**GIVEN TASK**. Copy out all the records below with "Bar" switched to "Column" everywhere and nothing else altered. Leave the pictures out.

**MATERIAL PROVIDED**.
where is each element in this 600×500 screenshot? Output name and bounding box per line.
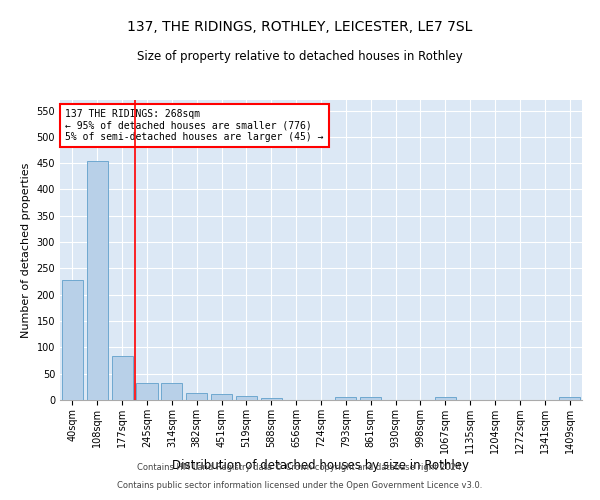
Bar (87, 161, 108, 400)
X-axis label: Distribution of detached houses by size in Rothley: Distribution of detached houses by size … (173, 459, 470, 472)
Bar (360, 398, 381, 400)
Text: Size of property relative to detached houses in Rothley: Size of property relative to detached ho… (137, 50, 463, 63)
Bar (435, 398, 456, 400)
Text: 137, THE RIDINGS, ROTHLEY, LEICESTER, LE7 7SL: 137, THE RIDINGS, ROTHLEY, LEICESTER, LE… (127, 20, 473, 34)
Bar (261, 398, 282, 400)
Text: Contains public sector information licensed under the Open Government Licence v3: Contains public sector information licen… (118, 481, 482, 490)
Text: Contains HM Land Registry data © Crown copyright and database right 2024.: Contains HM Land Registry data © Crown c… (137, 464, 463, 472)
Bar (236, 396, 257, 400)
Bar (62, 280, 83, 400)
Y-axis label: Number of detached properties: Number of detached properties (21, 162, 31, 338)
Text: 137 THE RIDINGS: 268sqm
← 95% of detached houses are smaller (776)
5% of semi-de: 137 THE RIDINGS: 268sqm ← 95% of detache… (65, 109, 324, 142)
Bar (335, 398, 356, 400)
Bar (211, 394, 232, 400)
Bar (112, 356, 133, 400)
Bar (161, 382, 182, 400)
Bar (136, 382, 158, 400)
Bar (559, 398, 580, 400)
Bar (186, 393, 207, 400)
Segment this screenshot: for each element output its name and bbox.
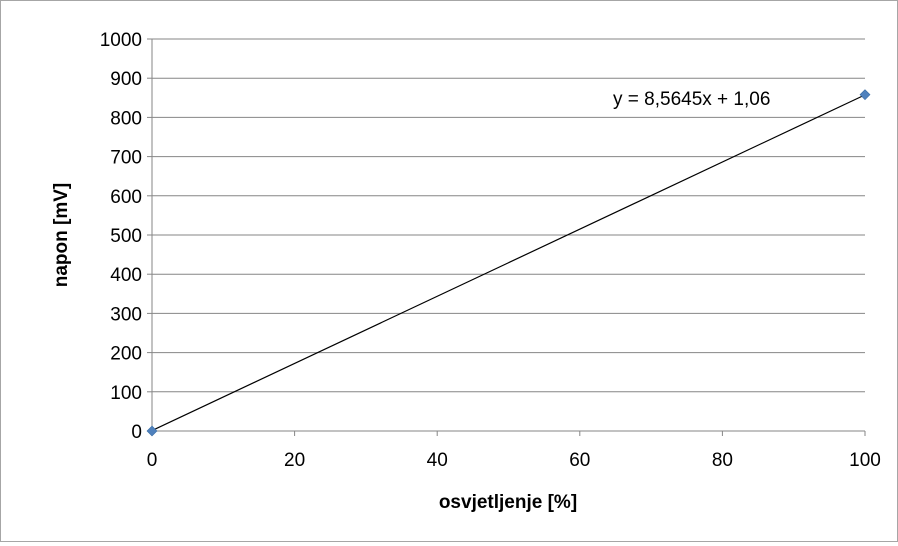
gridlines xyxy=(152,38,865,393)
y-tick-label-0: 0 xyxy=(131,422,142,443)
x-tick-label-100: 100 xyxy=(849,450,881,471)
y-tick-label-400: 400 xyxy=(110,265,142,286)
y-tick-label-500: 500 xyxy=(110,226,142,247)
trendline-equation: y = 8,5645x + 1,06 xyxy=(613,89,770,110)
y-tick-label-300: 300 xyxy=(110,304,142,325)
data-point-0-1 xyxy=(859,89,871,101)
y-tick-label-200: 200 xyxy=(110,344,142,365)
trendline xyxy=(151,94,866,432)
x-tick-label-80: 80 xyxy=(712,450,733,471)
x-tick-label-0: 0 xyxy=(147,450,158,471)
y-tick-label-100: 100 xyxy=(110,383,142,404)
y-tick-labels: 0 100 200 300 400 500 600 700 800 900 1000 xyxy=(100,30,142,443)
x-axis-title: osvjetljenje [%] xyxy=(439,492,577,513)
y-axis-title: napon [mV] xyxy=(51,183,72,288)
x-tick-labels: 0 20 40 60 80 100 xyxy=(147,450,881,471)
y-tick-label-600: 600 xyxy=(110,187,142,208)
axes xyxy=(147,38,866,436)
y-tick-label-800: 800 xyxy=(110,108,142,129)
x-tick-label-40: 40 xyxy=(427,450,448,471)
y-tick-label-700: 700 xyxy=(110,148,142,169)
x-tick-label-20: 20 xyxy=(284,450,305,471)
data-point-0-0 xyxy=(146,425,158,437)
y-tick-label-1000: 1000 xyxy=(100,30,142,51)
y-tick-label-900: 900 xyxy=(110,69,142,90)
x-tick-label-60: 60 xyxy=(569,450,590,471)
data-points xyxy=(146,89,871,437)
trendline-layer xyxy=(151,94,866,432)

**TASK OUTPUT**.
where is each element in this 600×500 screenshot? Output name and bounding box per line.
Column (87, 161, 108, 400)
X-axis label: Distribution of detached houses by size in Rothley: Distribution of detached houses by size … (173, 459, 470, 472)
Column (360, 398, 381, 400)
Text: Size of property relative to detached houses in Rothley: Size of property relative to detached ho… (137, 50, 463, 63)
Column (435, 398, 456, 400)
Text: 137, THE RIDINGS, ROTHLEY, LEICESTER, LE7 7SL: 137, THE RIDINGS, ROTHLEY, LEICESTER, LE… (127, 20, 473, 34)
Column (261, 398, 282, 400)
Text: Contains public sector information licensed under the Open Government Licence v3: Contains public sector information licen… (118, 481, 482, 490)
Text: Contains HM Land Registry data © Crown copyright and database right 2024.: Contains HM Land Registry data © Crown c… (137, 464, 463, 472)
Column (236, 396, 257, 400)
Column (62, 280, 83, 400)
Y-axis label: Number of detached properties: Number of detached properties (21, 162, 31, 338)
Text: 137 THE RIDINGS: 268sqm
← 95% of detached houses are smaller (776)
5% of semi-de: 137 THE RIDINGS: 268sqm ← 95% of detache… (65, 109, 324, 142)
Column (335, 398, 356, 400)
Column (211, 394, 232, 400)
Column (112, 356, 133, 400)
Column (161, 382, 182, 400)
Column (136, 382, 158, 400)
Column (559, 398, 580, 400)
Column (186, 393, 207, 400)
Segment this screenshot: for each element output its name and bbox.
gridlines xyxy=(152,38,865,393)
y-tick-label-0: 0 xyxy=(131,422,142,443)
x-tick-label-100: 100 xyxy=(849,450,881,471)
y-tick-label-400: 400 xyxy=(110,265,142,286)
y-tick-label-500: 500 xyxy=(110,226,142,247)
trendline-equation: y = 8,5645x + 1,06 xyxy=(613,89,770,110)
y-tick-label-300: 300 xyxy=(110,304,142,325)
data-point-0-1 xyxy=(859,89,871,101)
y-tick-label-200: 200 xyxy=(110,344,142,365)
trendline xyxy=(151,94,866,432)
x-tick-label-80: 80 xyxy=(712,450,733,471)
x-tick-label-0: 0 xyxy=(147,450,158,471)
y-tick-label-100: 100 xyxy=(110,383,142,404)
y-tick-labels: 0 100 200 300 400 500 600 700 800 900 1000 xyxy=(100,30,142,443)
x-axis-title: osvjetljenje [%] xyxy=(439,492,577,513)
y-axis-title: napon [mV] xyxy=(51,183,72,288)
x-tick-labels: 0 20 40 60 80 100 xyxy=(147,450,881,471)
y-tick-label-600: 600 xyxy=(110,187,142,208)
axes xyxy=(147,38,866,436)
y-tick-label-800: 800 xyxy=(110,108,142,129)
x-tick-label-40: 40 xyxy=(427,450,448,471)
y-tick-label-700: 700 xyxy=(110,148,142,169)
x-tick-label-20: 20 xyxy=(284,450,305,471)
data-point-0-0 xyxy=(146,425,158,437)
y-tick-label-1000: 1000 xyxy=(100,30,142,51)
y-tick-label-900: 900 xyxy=(110,69,142,90)
x-tick-label-60: 60 xyxy=(569,450,590,471)
data-points xyxy=(146,89,871,437)
trendline-layer xyxy=(151,94,866,432)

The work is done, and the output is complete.